> **Objectif**
Recopiez mot pour mot le passage de l'article sur l'économie de la Polynésie française qui va de « L’ISPF comptabilise 218 » à « 1 000 Fcfp. », ces deux passages compris.

> **Extrait du texte**
====================

C’est l’information principale apportée par les comptes économiques rapides outre-mer (Cerom) de la Polynésie française publiés ce matin par l’ISPF pour l’année 2022. À 660 milliards de Francs Pacifique, le produit intérieur brut progresse de 4,5%. Un bon résultat, mais insuffisant pour neutraliser les effets de l’inflation. Nadine Jourdan, directrice de l’ISPF, était l’Invitée de la rédaction de notre partenaire Radio1 ce mardi.
Chaque année dans chacun des outre-mer français, sont publiés les « comptes économiques rapides » de l’année précédente – les comptes définitifs n’étant arrêtés qu’à N+3. Les acteurs et décideurs économiques disposent ainsi d’une photographie récente, qui peut-être encore un peu floue et dont le focus sera affiné dans les mois qui viennent.
À 660 milliards de Fcfp, le produit intérieur brut a progressé de 4,5% l’an dernier, plus de deux fois la progression constatée en 2021.
On retrouve quasiment le niveau de PIB de 2019, avant la crise sanitaire. Le fait le plus saillant est bien sûr la reprise du tourisme.
L’ISPF comptabilise 218 750 visiteurs en Polynésie l’année dernière. Le secteur touristique a globalement vu ses revenus augmenter de 60% par rapport à 2021, contribuant à lui seul 70 milliards au PIB. Un exploit puisque les frontières n’ont rouvert entièrement qu’en mai 2022. Les hôtels ont plus que doublé leurs revenus – + 105% entre 2021 et 2022 – notamment en augmentant leurs prix de 40 à 50% face à une demande forte. Les compagnies aériennes ont, elles, augmenté leurs revenus de 53%.
Les autres produits d’exportation (les séjours touristiques, générateurs de devises, sont comptabilisés dans les exports) font moins bonne figure en 2022 : si les volumes exportés de produits de la mer sont stables, ceux de la perle de Tahiti sont en chute, mais avec un prix au gramme qui approche les 1 000 Fcfp.
La consommation des ménages atone à +0,7%
La consommation des ménages, qui représente les deux-tiers du PIB, a progressé de 7% l’an dernier. Mais une fois calculé le poids de l’inflation, la plus forte de tous les outre-mer en 2022, qui n’avait pas été observée « depuis les années 80 », les dépenses des ménages n’ont réellement progressé que de 0,7%.

====================

Listes de zones annotées

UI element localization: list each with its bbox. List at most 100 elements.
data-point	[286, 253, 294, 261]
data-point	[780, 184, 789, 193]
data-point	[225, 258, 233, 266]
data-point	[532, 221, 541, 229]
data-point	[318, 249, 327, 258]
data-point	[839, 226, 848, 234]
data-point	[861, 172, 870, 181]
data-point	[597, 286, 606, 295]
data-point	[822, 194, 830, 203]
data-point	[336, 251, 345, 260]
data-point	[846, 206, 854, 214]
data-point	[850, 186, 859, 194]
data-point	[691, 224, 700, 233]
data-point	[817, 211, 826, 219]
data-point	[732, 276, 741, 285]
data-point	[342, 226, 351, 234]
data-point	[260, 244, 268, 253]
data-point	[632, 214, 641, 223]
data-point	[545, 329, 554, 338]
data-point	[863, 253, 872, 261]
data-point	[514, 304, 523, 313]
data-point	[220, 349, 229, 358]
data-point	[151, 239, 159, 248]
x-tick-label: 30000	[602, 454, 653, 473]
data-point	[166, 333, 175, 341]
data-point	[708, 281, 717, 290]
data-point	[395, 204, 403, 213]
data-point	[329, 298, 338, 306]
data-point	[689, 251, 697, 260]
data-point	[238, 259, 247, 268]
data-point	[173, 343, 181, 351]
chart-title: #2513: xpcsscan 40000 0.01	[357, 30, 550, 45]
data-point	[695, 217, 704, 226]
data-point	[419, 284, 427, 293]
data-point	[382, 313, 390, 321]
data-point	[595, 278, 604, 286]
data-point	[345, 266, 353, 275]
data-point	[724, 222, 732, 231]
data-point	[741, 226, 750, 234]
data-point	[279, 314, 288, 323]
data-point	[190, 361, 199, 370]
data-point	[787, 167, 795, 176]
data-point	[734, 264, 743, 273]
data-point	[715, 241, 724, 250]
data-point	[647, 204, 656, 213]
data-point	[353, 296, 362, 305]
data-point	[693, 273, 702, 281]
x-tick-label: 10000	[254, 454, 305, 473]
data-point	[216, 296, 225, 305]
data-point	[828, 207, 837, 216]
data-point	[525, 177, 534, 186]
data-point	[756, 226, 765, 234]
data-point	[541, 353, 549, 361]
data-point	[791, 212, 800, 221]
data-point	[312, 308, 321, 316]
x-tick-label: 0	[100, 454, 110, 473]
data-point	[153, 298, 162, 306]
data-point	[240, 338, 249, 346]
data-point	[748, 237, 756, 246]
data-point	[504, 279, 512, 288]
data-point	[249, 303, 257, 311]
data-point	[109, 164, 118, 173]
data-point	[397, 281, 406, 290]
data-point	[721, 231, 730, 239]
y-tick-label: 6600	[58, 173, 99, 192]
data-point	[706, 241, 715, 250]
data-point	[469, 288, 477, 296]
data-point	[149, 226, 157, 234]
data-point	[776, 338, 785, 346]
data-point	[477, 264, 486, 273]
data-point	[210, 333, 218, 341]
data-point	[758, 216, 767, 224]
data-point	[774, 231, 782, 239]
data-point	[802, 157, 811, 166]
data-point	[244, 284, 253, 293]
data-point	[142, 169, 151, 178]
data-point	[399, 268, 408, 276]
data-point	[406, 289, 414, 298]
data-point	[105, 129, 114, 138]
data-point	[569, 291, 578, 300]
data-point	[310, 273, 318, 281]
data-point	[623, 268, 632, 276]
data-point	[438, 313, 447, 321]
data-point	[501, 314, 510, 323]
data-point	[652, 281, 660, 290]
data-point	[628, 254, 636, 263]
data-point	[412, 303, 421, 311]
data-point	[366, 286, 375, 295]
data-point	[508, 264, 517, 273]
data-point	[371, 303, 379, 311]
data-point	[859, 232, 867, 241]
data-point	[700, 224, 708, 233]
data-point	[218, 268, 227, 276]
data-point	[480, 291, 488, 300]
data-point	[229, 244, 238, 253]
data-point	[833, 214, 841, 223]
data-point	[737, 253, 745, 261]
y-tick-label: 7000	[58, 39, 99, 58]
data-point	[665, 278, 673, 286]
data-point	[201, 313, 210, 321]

====================

> **Résultat ci-dessous**
L’ISPF comptabilise 218 750 visiteurs en Polynésie l’année dernière. Le secteur touristique a globalement vu ses revenus augmenter de 60% par rapport à 2021, contribuant à lui seul 70 milliards au PIB. Un exploit puisque les frontières n’ont rouvert entièrement qu’en mai 2022. Les hôtels ont plus que doublé leurs revenus – + 105% entre 2021 et 2022 – notamment en augmentant leurs prix de 40 à 50% face à une demande forte. Les compagnies aériennes ont, elles, augmenté leurs revenus de 53%.
Les autres produits d’exportation (les séjours touristiques, générateurs de devises, sont comptabilisés dans les exports) font moins bonne figure en 2022 : si les volumes exportés de produits de la mer sont stables, ceux de la perle de Tahiti sont en chute, mais avec un prix au gramme qui approche les 1 000 Fcfp.